** Data shown **
-*-*-

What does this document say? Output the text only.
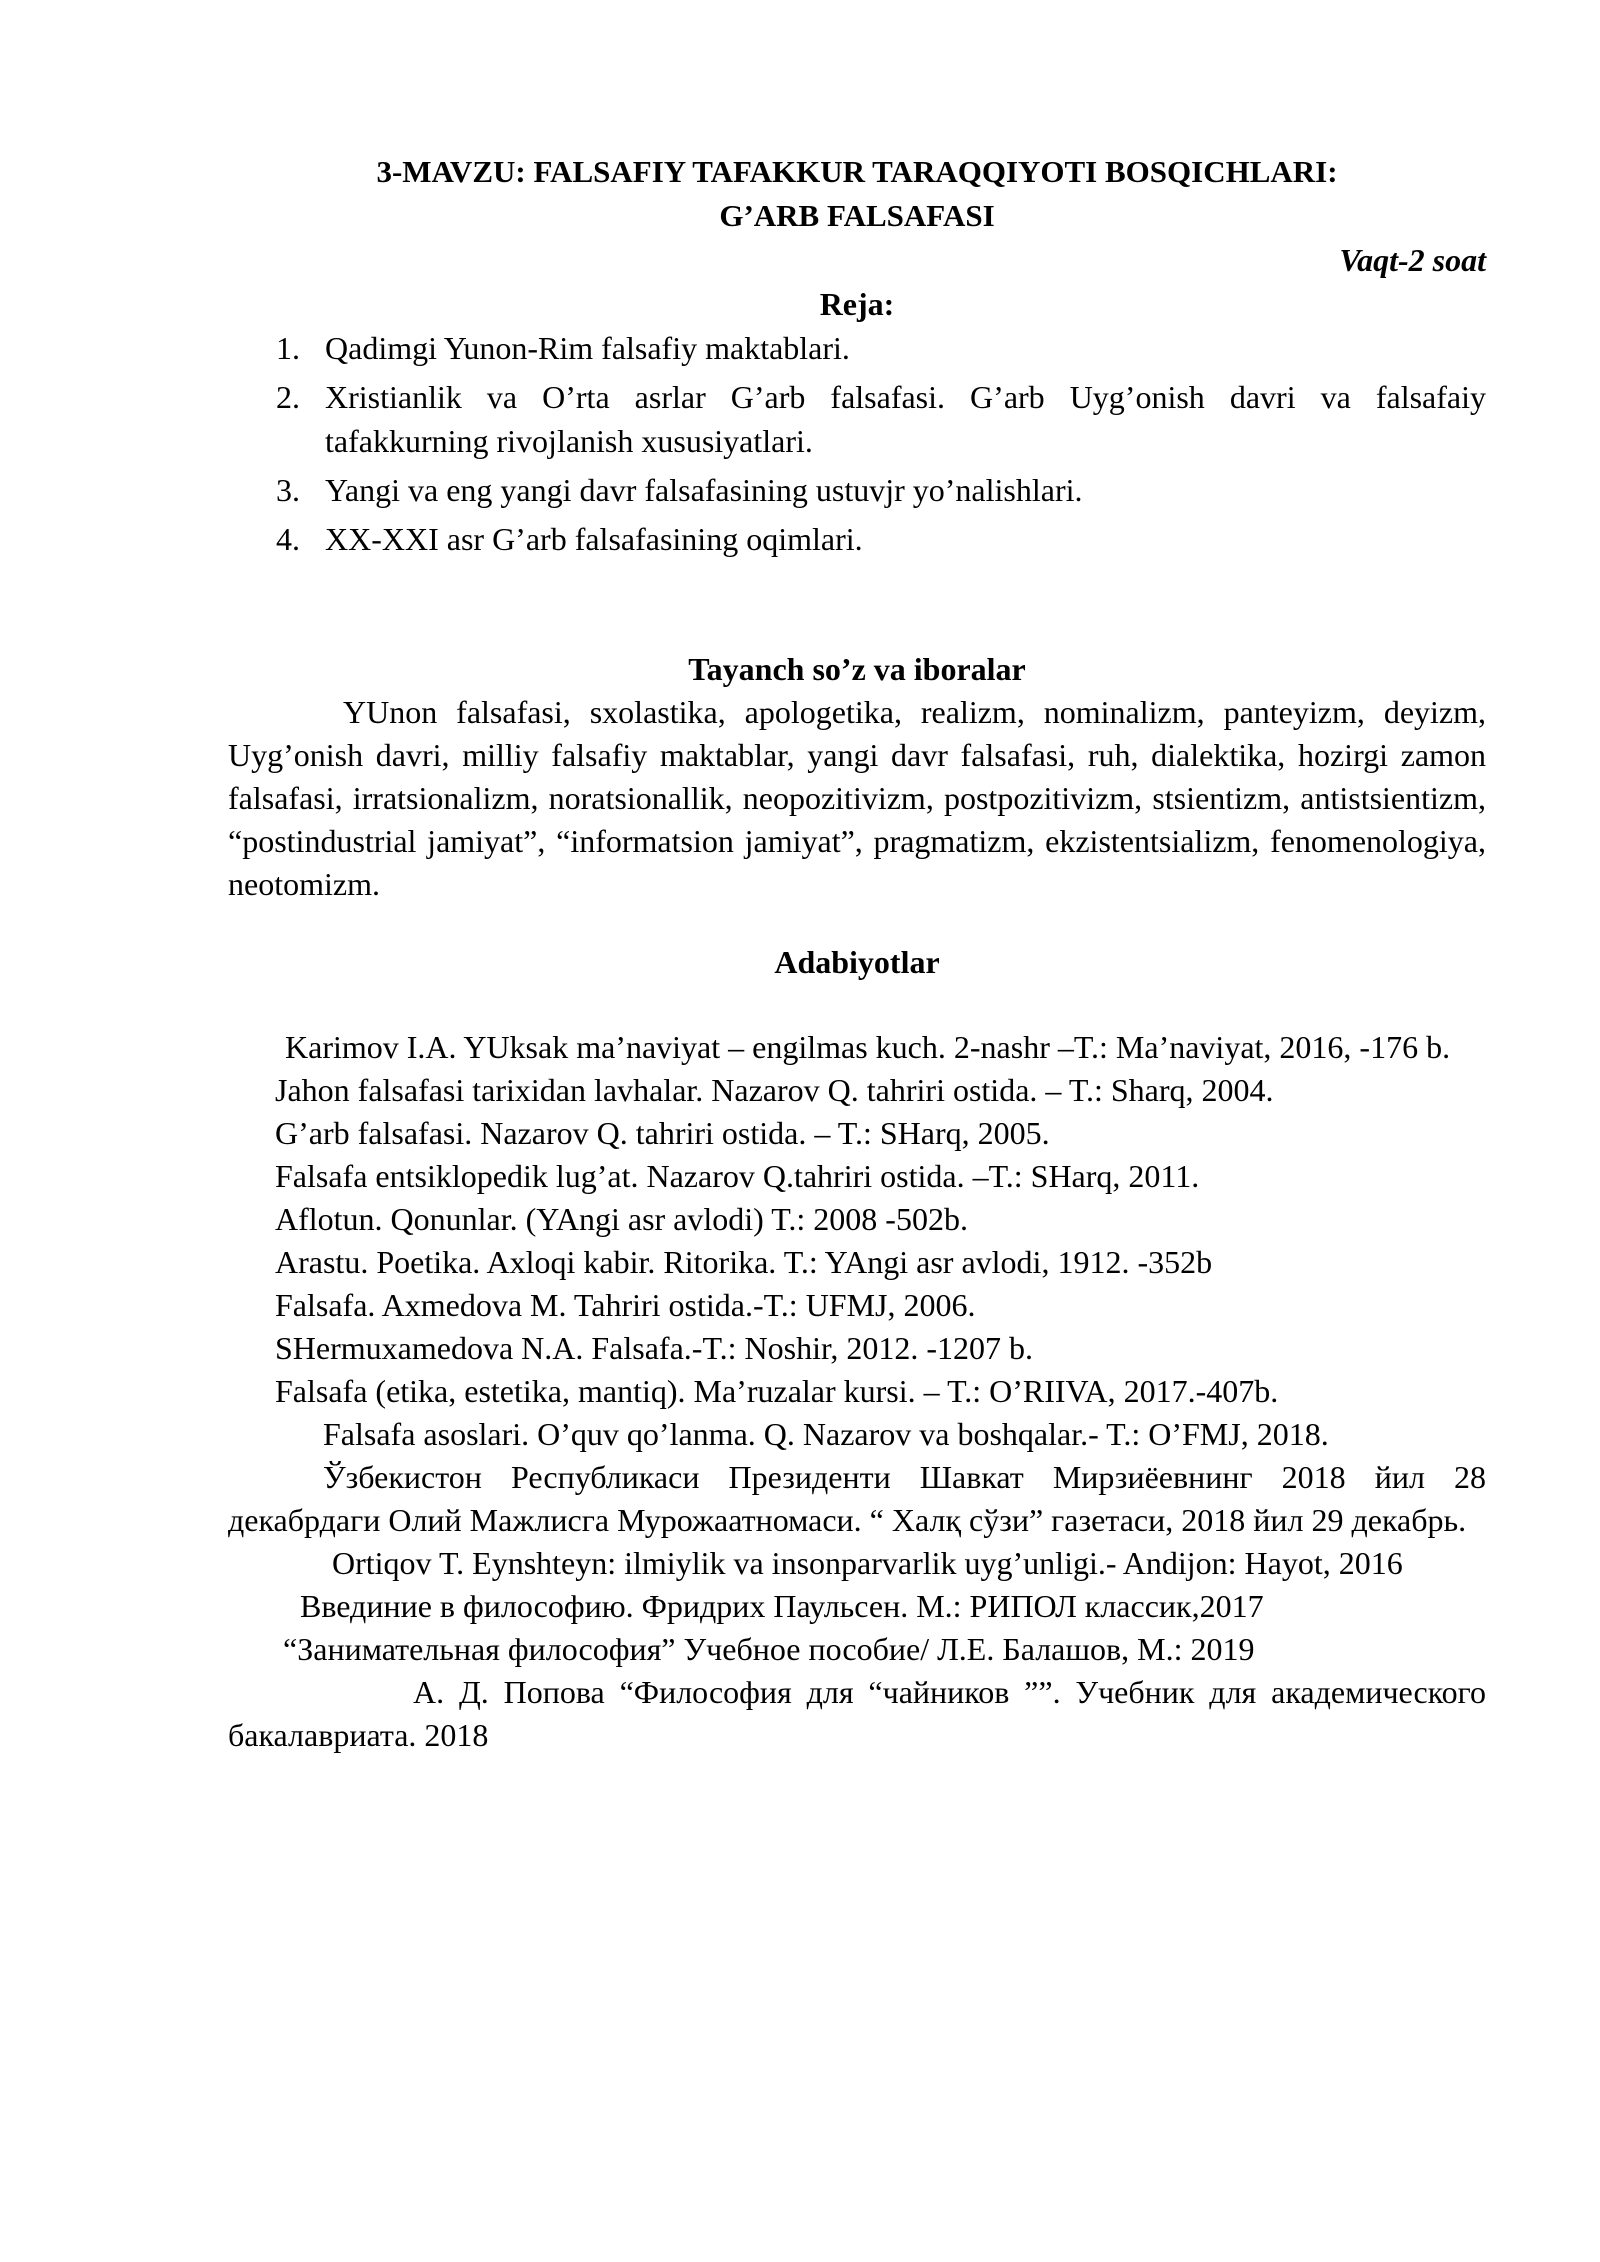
3-MAVZU: FALSAFIY TAFAKKUR TARAQQIYOTI BOSQICHLARI:

G’ARB FALSAFASI

Vaqt-2 soat

Reja:

1. Qadimgi Yunon-Rim falsafiy maktablari.
2. Xristianlik va O’rta asrlar G’arb falsafasi. G’arb Uyg’onish davri va falsafaiy tafakkurning rivojlanish xususiyatlari.
3. Yangi va eng yangi davr falsafasining ustuvjr yo’nalishlari.
4. XX-XXI asr G’arb falsafasining oqimlari.

Tayanch so’z va iboralar

YUnon falsafasi, sxolastika, apologetika, realizm, nominalizm, panteyizm, deyizm, Uyg’onish davri, milliy falsafiy maktablar, yangi davr falsafasi, ruh, dialektika, hozirgi zamon falsafasi, irratsionalizm, noratsionallik, neopozitivizm, postpozitivizm, stsientizm, antistsientizm, “postindustrial jamiyat”, “informatsion jamiyat”, pragmatizm, ekzistentsializm, fenomenologiya, neotomizm.

Adabiyotlar

Karimov I.A. YUksak ma’naviyat – engilmas kuch. 2-nashr –T.: Ma’naviyat, 2016, -176 b.

Jahon falsafasi tarixidan lavhalar. Nazarov Q. tahriri ostida. – T.: Sharq, 2004.

G’arb falsafasi. Nazarov Q. tahriri ostida. – T.: SHarq, 2005.

Falsafa entsiklopedik lug’at. Nazarov Q.tahriri ostida. –T.: SHarq, 2011.

Aflotun. Qonunlar. (YAngi asr avlodi) T.: 2008 -502b.

Arastu. Poetika. Axloqi kabir. Ritorika. T.: YAngi asr avlodi, 1912. -352b

Falsafa. Axmedova M. Tahriri ostida.-T.: UFMJ, 2006.

SHermuxamedova N.A. Falsafa.-T.: Noshir, 2012. -1207 b.

Falsafa (etika, estetika, mantiq). Ma’ruzalar kursi. – T.: O’RIIVA, 2017.-407b.

Falsafa asoslari. O’quv qo’lanma. Q. Nazarov va boshqalar.- T.: O’FMJ, 2018.

Ўзбекистон Республикаси Президенти Шавкат Мирзиёевнинг 2018 йил 28 декабрдаги Олий Мажлисга Мурожаатномаси. “ Халқ сўзи” газетаси, 2018 йил 29 декабрь.

Ortiqov T. Eynshteyn: ilmiylik va insonparvarlik uyg’unligi.- Andijon: Hayot, 2016

Введиние в философию. Фридрих Паульсен. М.: РИПОЛ классик,2017

“Занимательная философия” Учебное пособие/ Л.Е. Балашов, М.: 2019

А. Д. Попова “Философия для “чайников ””. Учебник для академического бакалавриата. 2018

-*-*-

** What this task involves **
Output the lines above in full and exactly as given, omitting any pictures.

** Response to this task **
What does this document say? Output the text only.
3-MAVZU: FALSAFIY TAFAKKUR TARAQQIYOTI BOSQICHLARI:

G’ARB FALSAFASI

Vaqt-2 soat

Reja:

1. Qadimgi Yunon-Rim falsafiy maktablari.
2. Xristianlik va O’rta asrlar G’arb falsafasi. G’arb Uyg’onish davri va falsafaiy tafakkurning rivojlanish xususiyatlari.
3. Yangi va eng yangi davr falsafasining ustuvjr yo’nalishlari.
4. XX-XXI asr G’arb falsafasining oqimlari.

Tayanch so’z va iboralar

YUnon falsafasi, sxolastika, apologetika, realizm, nominalizm, panteyizm, deyizm, Uyg’onish davri, milliy falsafiy maktablar, yangi davr falsafasi, ruh, dialektika, hozirgi zamon falsafasi, irratsionalizm, noratsionallik, neopozitivizm, postpozitivizm, stsientizm, antistsientizm, “postindustrial jamiyat”, “informatsion jamiyat”, pragmatizm, ekzistentsializm, fenomenologiya, neotomizm.

Adabiyotlar

Karimov I.A. YUksak ma’naviyat – engilmas kuch. 2-nashr –T.: Ma’naviyat, 2016, -176 b.

Jahon falsafasi tarixidan lavhalar. Nazarov Q. tahriri ostida. – T.: Sharq, 2004.

G’arb falsafasi. Nazarov Q. tahriri ostida. – T.: SHarq, 2005.

Falsafa entsiklopedik lug’at. Nazarov Q.tahriri ostida. –T.: SHarq, 2011.

Aflotun. Qonunlar. (YAngi asr avlodi) T.: 2008 -502b.

Arastu. Poetika. Axloqi kabir. Ritorika. T.: YAngi asr avlodi, 1912. -352b

Falsafa. Axmedova M. Tahriri ostida.-T.: UFMJ, 2006.

SHermuxamedova N.A. Falsafa.-T.: Noshir, 2012. -1207 b.

Falsafa (etika, estetika, mantiq). Ma’ruzalar kursi. – T.: O’RIIVA, 2017.-407b.

Falsafa asoslari. O’quv qo’lanma. Q. Nazarov va boshqalar.- T.: O’FMJ, 2018.

Ўзбекистон Республикаси Президенти Шавкат Мирзиёевнинг 2018 йил 28 декабрдаги Олий Мажлисга Мурожаатномаси. “ Халқ сўзи” газетаси, 2018 йил 29 декабрь.

Ortiqov T. Eynshteyn: ilmiylik va insonparvarlik uyg’unligi.- Andijon: Hayot, 2016

Введиние в философию. Фридрих Паульсен. М.: РИПОЛ классик,2017

“Занимательная философия” Учебное пособие/ Л.Е. Балашов, М.: 2019

А. Д. Попова “Философия для “чайников ””. Учебник для академического бакалавриата. 2018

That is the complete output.